(WHAT TO WORK ON): Reproduce the following records line for line, leaving every character unchanged.

(RECORDS FOR THIS EXERCISE):
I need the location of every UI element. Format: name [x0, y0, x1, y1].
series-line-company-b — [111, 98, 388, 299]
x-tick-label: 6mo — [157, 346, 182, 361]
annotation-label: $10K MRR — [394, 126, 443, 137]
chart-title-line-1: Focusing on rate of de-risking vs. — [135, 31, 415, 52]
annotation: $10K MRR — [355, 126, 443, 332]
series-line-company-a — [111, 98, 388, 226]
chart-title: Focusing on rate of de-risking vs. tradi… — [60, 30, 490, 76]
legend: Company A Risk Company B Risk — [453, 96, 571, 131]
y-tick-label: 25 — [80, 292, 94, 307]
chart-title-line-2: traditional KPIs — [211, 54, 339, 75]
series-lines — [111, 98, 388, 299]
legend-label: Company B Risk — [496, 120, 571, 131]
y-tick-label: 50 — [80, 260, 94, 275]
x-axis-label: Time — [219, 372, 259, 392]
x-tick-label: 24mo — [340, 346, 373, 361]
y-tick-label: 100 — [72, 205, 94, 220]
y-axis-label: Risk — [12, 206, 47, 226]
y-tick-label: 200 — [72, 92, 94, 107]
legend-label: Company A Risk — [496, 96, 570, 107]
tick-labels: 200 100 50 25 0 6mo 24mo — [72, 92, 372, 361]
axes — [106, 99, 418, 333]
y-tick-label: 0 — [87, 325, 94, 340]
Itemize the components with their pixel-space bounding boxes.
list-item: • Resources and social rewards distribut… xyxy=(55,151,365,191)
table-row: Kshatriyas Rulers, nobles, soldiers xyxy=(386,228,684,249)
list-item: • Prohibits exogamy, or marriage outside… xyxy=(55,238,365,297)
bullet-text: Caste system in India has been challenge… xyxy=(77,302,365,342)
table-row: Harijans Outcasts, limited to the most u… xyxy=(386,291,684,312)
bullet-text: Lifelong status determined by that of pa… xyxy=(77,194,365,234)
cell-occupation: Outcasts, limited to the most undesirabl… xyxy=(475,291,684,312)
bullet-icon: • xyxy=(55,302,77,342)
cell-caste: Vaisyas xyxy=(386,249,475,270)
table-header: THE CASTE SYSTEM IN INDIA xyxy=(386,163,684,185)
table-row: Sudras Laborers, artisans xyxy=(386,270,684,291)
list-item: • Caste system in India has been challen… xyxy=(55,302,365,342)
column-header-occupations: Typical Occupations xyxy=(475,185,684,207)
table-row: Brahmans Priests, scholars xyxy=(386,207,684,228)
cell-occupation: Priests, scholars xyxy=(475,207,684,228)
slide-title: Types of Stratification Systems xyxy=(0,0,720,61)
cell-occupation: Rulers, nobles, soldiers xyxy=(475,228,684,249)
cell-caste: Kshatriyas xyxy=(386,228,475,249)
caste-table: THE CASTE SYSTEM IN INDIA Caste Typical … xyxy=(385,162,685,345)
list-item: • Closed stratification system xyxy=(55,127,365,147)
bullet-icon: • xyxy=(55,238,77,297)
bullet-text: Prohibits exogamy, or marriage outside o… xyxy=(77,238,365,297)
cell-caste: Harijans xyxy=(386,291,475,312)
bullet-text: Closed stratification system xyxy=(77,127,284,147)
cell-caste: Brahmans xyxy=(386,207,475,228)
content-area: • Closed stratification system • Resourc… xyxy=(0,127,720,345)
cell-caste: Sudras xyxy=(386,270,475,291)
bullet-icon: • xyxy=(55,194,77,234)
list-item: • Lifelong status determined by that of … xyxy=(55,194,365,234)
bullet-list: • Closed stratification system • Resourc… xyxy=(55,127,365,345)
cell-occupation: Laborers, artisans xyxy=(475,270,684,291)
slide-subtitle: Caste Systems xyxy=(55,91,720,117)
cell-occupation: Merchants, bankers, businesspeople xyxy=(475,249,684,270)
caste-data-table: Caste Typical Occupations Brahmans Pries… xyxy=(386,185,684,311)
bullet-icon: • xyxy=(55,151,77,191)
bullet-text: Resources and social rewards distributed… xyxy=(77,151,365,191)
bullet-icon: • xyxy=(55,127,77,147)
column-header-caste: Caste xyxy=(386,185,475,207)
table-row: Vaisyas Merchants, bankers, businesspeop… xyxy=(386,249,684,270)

(RESPONSE TO THIS EXERCISE):
I need the location of every UI element. Format: name [x0, y0, x1, y1].
series-line-company-b — [111, 98, 388, 299]
x-tick-label: 6mo — [157, 346, 182, 361]
annotation-label: $10K MRR — [394, 126, 443, 137]
chart-title-line-1: Focusing on rate of de-risking vs. — [135, 31, 415, 52]
annotation: $10K MRR — [355, 126, 443, 332]
series-line-company-a — [111, 98, 388, 226]
chart-title: Focusing on rate of de-risking vs. tradi… — [60, 30, 490, 76]
legend: Company A Risk Company B Risk — [453, 96, 571, 131]
y-tick-label: 25 — [80, 292, 94, 307]
chart-title-line-2: traditional KPIs — [211, 54, 339, 75]
series-lines — [111, 98, 388, 299]
legend-label: Company B Risk — [496, 120, 571, 131]
y-tick-label: 50 — [80, 260, 94, 275]
x-axis-label: Time — [219, 372, 259, 392]
x-tick-label: 24mo — [340, 346, 373, 361]
y-tick-label: 100 — [72, 205, 94, 220]
y-axis-label: Risk — [12, 206, 47, 226]
y-tick-label: 200 — [72, 92, 94, 107]
legend-label: Company A Risk — [496, 96, 570, 107]
tick-labels: 200 100 50 25 0 6mo 24mo — [72, 92, 372, 361]
axes — [106, 99, 418, 333]
y-tick-label: 0 — [87, 325, 94, 340]
Itemize the components with their pixel-space bounding boxes.
list-item: • Resources and social rewards distribut… xyxy=(55,151,365,191)
table-row: Kshatriyas Rulers, nobles, soldiers xyxy=(386,228,684,249)
list-item: • Prohibits exogamy, or marriage outside… xyxy=(55,238,365,297)
bullet-text: Caste system in India has been challenge… xyxy=(77,302,365,342)
table-row: Harijans Outcasts, limited to the most u… xyxy=(386,291,684,312)
bullet-text: Lifelong status determined by that of pa… xyxy=(77,194,365,234)
cell-occupation: Outcasts, limited to the most undesirabl… xyxy=(475,291,684,312)
bullet-icon: • xyxy=(55,302,77,342)
cell-caste: Vaisyas xyxy=(386,249,475,270)
table-header: THE CASTE SYSTEM IN INDIA xyxy=(386,163,684,185)
table-row: Sudras Laborers, artisans xyxy=(386,270,684,291)
list-item: • Caste system in India has been challen… xyxy=(55,302,365,342)
column-header-occupations: Typical Occupations xyxy=(475,185,684,207)
table-row: Brahmans Priests, scholars xyxy=(386,207,684,228)
cell-occupation: Priests, scholars xyxy=(475,207,684,228)
slide-title: Types of Stratification Systems xyxy=(0,0,720,61)
cell-occupation: Rulers, nobles, soldiers xyxy=(475,228,684,249)
cell-caste: Kshatriyas xyxy=(386,228,475,249)
caste-table: THE CASTE SYSTEM IN INDIA Caste Typical … xyxy=(385,162,685,345)
list-item: • Closed stratification system xyxy=(55,127,365,147)
bullet-icon: • xyxy=(55,238,77,297)
bullet-text: Prohibits exogamy, or marriage outside o… xyxy=(77,238,365,297)
cell-caste: Harijans xyxy=(386,291,475,312)
bullet-text: Closed stratification system xyxy=(77,127,284,147)
cell-caste: Brahmans xyxy=(386,207,475,228)
content-area: • Closed stratification system • Resourc… xyxy=(0,127,720,345)
cell-caste: Sudras xyxy=(386,270,475,291)
bullet-icon: • xyxy=(55,194,77,234)
list-item: • Lifelong status determined by that of … xyxy=(55,194,365,234)
bullet-list: • Closed stratification system • Resourc… xyxy=(55,127,365,345)
cell-occupation: Laborers, artisans xyxy=(475,270,684,291)
slide-subtitle: Caste Systems xyxy=(55,91,720,117)
cell-occupation: Merchants, bankers, businesspeople xyxy=(475,249,684,270)
caste-data-table: Caste Typical Occupations Brahmans Pries… xyxy=(386,185,684,311)
bullet-icon: • xyxy=(55,151,77,191)
bullet-text: Resources and social rewards distributed… xyxy=(77,151,365,191)
bullet-icon: • xyxy=(55,127,77,147)
column-header-caste: Caste xyxy=(386,185,475,207)
table-row: Vaisyas Merchants, bankers, businesspeop… xyxy=(386,249,684,270)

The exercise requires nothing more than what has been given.